------ Given data

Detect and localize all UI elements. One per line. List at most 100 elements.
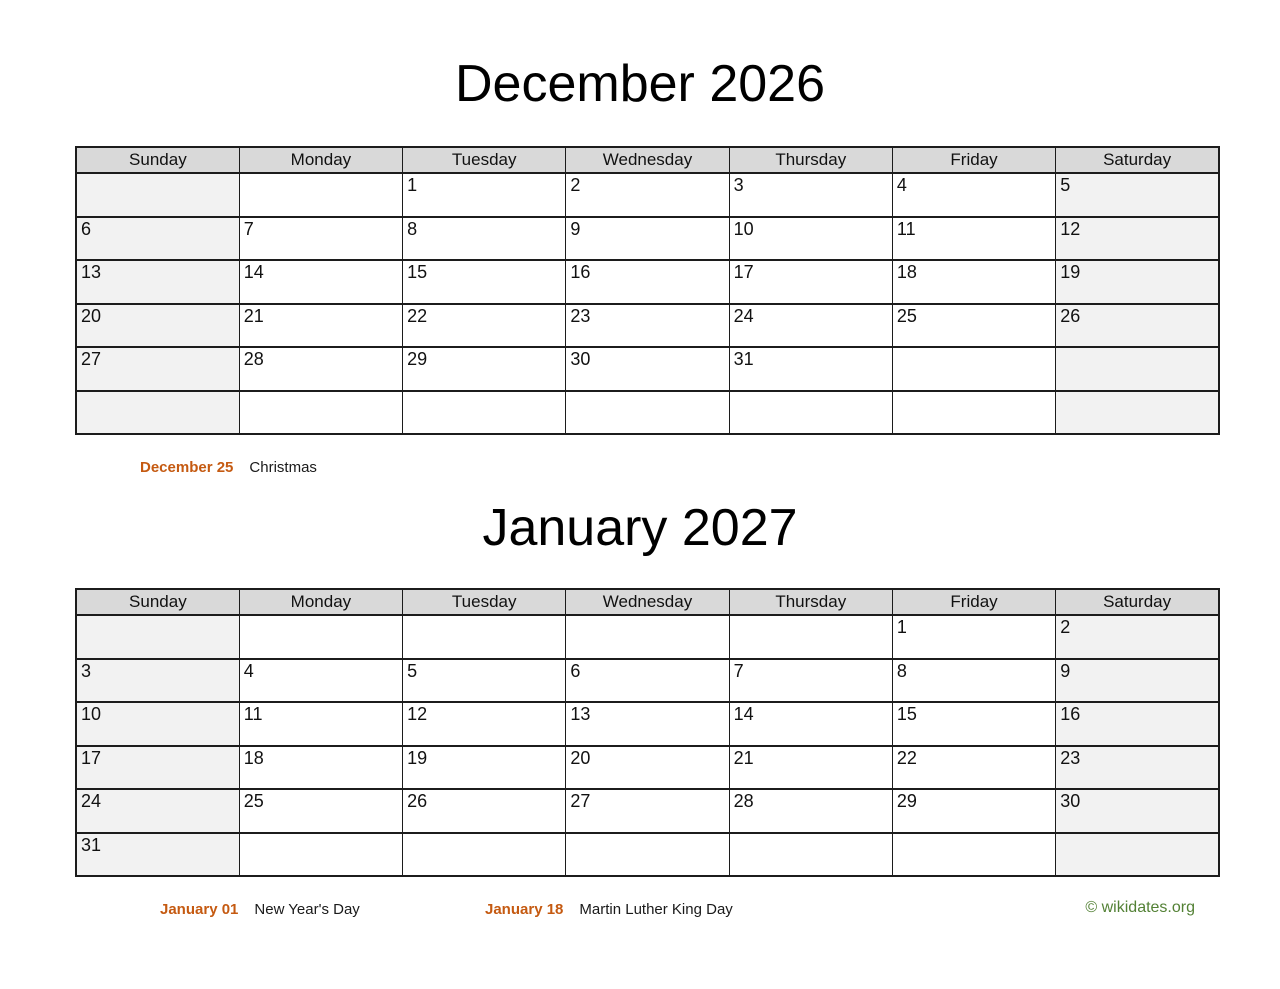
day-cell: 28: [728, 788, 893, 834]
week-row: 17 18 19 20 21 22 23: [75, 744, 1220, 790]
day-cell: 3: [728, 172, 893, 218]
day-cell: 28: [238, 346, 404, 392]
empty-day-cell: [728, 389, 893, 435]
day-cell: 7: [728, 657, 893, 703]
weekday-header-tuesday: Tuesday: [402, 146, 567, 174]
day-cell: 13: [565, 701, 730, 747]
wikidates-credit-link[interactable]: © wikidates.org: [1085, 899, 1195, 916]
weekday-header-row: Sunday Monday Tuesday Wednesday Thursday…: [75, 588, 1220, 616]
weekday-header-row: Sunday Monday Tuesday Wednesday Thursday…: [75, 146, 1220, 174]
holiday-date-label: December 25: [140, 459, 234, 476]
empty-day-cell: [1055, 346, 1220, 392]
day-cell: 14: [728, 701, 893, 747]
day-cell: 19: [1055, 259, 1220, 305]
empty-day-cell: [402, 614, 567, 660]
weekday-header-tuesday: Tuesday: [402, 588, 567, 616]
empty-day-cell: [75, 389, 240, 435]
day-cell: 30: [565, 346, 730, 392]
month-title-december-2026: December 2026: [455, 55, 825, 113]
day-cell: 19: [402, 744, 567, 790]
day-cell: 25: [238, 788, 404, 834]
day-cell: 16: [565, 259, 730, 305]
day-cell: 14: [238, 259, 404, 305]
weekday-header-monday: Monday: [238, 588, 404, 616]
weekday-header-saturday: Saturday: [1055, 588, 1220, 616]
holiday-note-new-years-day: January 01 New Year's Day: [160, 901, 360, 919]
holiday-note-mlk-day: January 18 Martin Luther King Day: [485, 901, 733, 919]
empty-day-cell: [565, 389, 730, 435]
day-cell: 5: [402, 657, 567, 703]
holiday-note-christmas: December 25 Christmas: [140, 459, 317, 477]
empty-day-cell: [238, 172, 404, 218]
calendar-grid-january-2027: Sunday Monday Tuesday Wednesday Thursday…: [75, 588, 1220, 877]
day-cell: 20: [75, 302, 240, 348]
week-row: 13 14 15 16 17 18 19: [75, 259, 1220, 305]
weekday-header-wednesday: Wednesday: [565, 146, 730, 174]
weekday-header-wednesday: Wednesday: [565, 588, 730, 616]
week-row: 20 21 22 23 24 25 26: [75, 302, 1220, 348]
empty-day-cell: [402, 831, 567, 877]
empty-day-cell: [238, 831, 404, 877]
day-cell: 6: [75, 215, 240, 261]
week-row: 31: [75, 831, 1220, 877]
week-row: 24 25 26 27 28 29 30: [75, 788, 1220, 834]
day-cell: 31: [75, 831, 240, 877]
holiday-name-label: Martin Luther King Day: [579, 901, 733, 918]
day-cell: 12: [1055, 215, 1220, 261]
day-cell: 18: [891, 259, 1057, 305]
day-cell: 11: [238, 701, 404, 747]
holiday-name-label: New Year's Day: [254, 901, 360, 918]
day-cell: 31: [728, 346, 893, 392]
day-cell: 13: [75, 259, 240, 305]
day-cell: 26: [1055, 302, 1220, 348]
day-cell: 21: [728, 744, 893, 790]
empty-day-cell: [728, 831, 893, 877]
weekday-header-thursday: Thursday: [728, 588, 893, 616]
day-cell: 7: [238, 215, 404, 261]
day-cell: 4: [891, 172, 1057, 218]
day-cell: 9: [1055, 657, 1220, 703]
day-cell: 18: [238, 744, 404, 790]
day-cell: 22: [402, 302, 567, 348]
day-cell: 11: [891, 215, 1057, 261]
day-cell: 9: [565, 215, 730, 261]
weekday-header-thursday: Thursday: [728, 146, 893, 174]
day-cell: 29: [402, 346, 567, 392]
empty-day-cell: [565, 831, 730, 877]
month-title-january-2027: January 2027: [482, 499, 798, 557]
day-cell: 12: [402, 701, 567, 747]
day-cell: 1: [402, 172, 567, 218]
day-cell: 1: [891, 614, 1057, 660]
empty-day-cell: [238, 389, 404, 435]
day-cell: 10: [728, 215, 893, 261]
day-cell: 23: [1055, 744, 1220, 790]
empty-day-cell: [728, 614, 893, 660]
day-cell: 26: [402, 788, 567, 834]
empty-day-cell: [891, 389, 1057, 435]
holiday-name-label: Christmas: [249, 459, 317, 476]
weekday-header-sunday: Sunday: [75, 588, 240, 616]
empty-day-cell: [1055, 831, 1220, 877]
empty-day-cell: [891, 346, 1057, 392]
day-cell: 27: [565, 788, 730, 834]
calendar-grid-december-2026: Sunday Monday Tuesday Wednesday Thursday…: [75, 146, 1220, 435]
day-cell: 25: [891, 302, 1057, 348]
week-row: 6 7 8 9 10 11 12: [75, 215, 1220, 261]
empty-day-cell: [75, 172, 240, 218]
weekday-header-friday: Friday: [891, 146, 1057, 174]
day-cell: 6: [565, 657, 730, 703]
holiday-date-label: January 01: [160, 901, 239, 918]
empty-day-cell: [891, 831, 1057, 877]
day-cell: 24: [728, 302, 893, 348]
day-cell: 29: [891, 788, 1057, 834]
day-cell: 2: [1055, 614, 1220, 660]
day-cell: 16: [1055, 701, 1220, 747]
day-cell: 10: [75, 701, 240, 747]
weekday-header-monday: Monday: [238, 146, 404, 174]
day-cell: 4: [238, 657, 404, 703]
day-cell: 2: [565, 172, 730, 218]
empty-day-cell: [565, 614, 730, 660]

------------
------ Given data

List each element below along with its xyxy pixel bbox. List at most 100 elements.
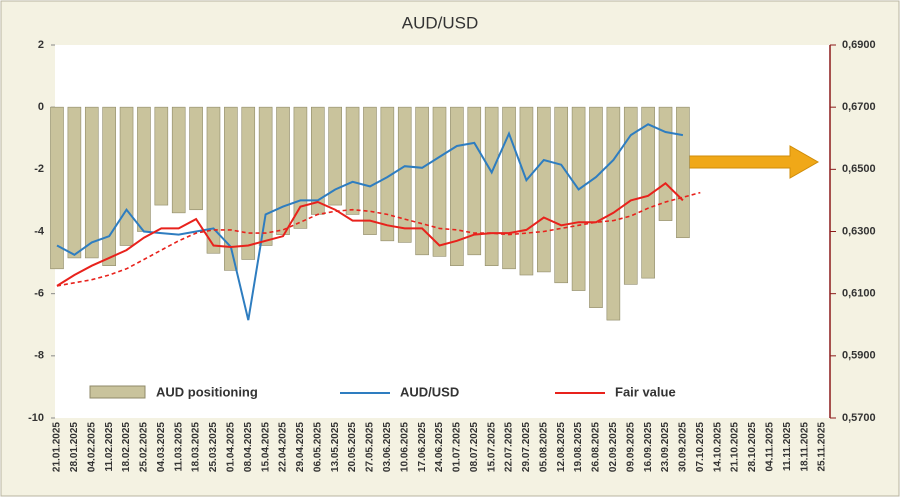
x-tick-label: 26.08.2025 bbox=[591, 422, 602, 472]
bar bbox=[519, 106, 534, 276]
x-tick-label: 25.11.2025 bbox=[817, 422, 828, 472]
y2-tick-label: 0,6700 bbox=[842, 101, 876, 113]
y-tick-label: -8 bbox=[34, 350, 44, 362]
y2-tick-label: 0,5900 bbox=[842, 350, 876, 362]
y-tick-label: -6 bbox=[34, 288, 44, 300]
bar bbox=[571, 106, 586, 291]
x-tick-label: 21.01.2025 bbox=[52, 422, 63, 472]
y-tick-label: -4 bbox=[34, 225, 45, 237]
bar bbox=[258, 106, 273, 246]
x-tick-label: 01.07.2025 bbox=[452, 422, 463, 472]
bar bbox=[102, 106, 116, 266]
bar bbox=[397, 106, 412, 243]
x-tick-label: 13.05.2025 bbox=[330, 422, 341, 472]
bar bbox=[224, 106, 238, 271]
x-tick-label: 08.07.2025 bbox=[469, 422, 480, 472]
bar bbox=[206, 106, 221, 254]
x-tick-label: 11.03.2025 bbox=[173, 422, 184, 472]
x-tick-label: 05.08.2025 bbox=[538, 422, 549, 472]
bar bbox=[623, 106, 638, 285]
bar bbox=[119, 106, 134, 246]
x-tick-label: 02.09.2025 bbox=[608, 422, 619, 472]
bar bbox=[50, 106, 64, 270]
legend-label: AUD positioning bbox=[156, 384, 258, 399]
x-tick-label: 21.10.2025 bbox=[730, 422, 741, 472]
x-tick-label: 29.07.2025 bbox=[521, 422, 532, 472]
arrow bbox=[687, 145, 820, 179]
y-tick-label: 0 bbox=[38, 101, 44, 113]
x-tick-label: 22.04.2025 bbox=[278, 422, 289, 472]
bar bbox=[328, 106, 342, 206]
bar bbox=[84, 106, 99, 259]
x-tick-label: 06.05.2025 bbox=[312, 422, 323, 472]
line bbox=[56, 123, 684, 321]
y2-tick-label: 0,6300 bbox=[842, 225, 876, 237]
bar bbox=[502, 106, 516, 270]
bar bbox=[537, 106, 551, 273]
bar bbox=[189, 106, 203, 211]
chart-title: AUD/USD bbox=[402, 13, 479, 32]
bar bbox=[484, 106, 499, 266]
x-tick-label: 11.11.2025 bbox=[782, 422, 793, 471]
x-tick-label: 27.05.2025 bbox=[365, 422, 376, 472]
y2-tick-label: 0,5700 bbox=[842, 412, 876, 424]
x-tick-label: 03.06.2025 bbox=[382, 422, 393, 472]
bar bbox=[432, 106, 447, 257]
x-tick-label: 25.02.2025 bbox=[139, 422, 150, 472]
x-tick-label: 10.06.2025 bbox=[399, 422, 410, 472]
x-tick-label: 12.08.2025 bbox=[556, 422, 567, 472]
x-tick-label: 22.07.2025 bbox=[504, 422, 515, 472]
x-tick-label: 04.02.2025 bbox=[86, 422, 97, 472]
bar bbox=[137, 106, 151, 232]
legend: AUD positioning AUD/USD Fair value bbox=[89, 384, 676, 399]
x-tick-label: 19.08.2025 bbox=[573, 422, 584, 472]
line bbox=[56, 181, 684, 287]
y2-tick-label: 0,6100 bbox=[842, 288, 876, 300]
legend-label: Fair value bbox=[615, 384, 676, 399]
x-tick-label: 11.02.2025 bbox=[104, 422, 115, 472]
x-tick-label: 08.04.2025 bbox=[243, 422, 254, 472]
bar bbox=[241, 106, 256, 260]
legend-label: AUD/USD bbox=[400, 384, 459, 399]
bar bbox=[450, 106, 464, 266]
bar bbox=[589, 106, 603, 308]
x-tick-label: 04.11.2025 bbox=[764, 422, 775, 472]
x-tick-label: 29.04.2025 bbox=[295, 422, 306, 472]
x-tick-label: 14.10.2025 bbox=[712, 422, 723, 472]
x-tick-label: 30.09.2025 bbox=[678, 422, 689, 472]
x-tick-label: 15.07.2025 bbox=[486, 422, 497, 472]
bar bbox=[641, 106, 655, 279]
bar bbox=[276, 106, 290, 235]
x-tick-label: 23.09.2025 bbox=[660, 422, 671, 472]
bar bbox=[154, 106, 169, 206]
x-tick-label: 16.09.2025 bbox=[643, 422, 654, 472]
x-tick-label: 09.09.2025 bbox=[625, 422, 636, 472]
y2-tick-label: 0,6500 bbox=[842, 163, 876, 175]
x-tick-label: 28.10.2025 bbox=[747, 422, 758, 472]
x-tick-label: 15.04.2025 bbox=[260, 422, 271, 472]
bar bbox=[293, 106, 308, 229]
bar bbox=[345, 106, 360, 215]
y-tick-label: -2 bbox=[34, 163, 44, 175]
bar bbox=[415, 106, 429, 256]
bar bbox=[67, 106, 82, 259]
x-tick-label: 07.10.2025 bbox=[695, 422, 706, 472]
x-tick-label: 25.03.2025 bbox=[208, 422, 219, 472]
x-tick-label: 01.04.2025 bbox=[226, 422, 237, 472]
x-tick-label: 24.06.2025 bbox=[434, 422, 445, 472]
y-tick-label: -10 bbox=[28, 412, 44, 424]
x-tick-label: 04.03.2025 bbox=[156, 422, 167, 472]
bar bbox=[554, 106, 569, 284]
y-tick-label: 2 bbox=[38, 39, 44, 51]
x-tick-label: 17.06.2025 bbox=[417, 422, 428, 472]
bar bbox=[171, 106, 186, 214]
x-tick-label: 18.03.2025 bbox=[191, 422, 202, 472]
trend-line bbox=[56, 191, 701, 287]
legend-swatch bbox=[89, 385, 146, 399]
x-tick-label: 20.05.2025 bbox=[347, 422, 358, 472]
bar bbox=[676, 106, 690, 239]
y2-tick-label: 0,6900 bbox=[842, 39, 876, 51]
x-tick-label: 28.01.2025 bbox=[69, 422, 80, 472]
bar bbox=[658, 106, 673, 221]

------------
------ Given data

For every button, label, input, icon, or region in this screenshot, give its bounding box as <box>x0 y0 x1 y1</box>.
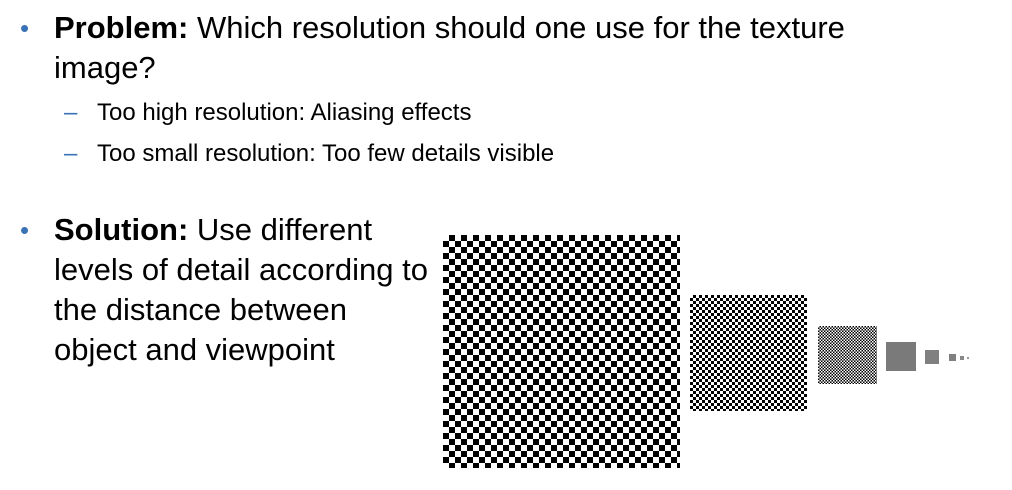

------------

Exercise aim
Copy the data that opens with the line containing "Detect and localize" and closes with the line containing "weekday-header-tuesday: Tuesday: [402, 588, 567, 616]", both of those lines included, and leave the picture out.

Output of the exercise
Detect and localize all UI elements. One per line. List at most 100 elements.
day-cell: 28: [728, 788, 893, 834]
week-row: 17 18 19 20 21 22 23: [75, 744, 1220, 790]
day-cell: 3: [728, 172, 893, 218]
day-cell: 28: [238, 346, 404, 392]
empty-day-cell: [728, 389, 893, 435]
day-cell: 7: [728, 657, 893, 703]
weekday-header-tuesday: Tuesday: [402, 146, 567, 174]
day-cell: 13: [565, 701, 730, 747]
wikidates-credit-link[interactable]: © wikidates.org: [1085, 899, 1195, 916]
weekday-header-row: Sunday Monday Tuesday Wednesday Thursday…: [75, 588, 1220, 616]
weekday-header-row: Sunday Monday Tuesday Wednesday Thursday…: [75, 146, 1220, 174]
holiday-date-label: December 25: [140, 459, 234, 476]
empty-day-cell: [1055, 346, 1220, 392]
day-cell: 14: [728, 701, 893, 747]
day-cell: 19: [1055, 259, 1220, 305]
empty-day-cell: [402, 614, 567, 660]
weekday-header-tuesday: Tuesday: [402, 588, 567, 616]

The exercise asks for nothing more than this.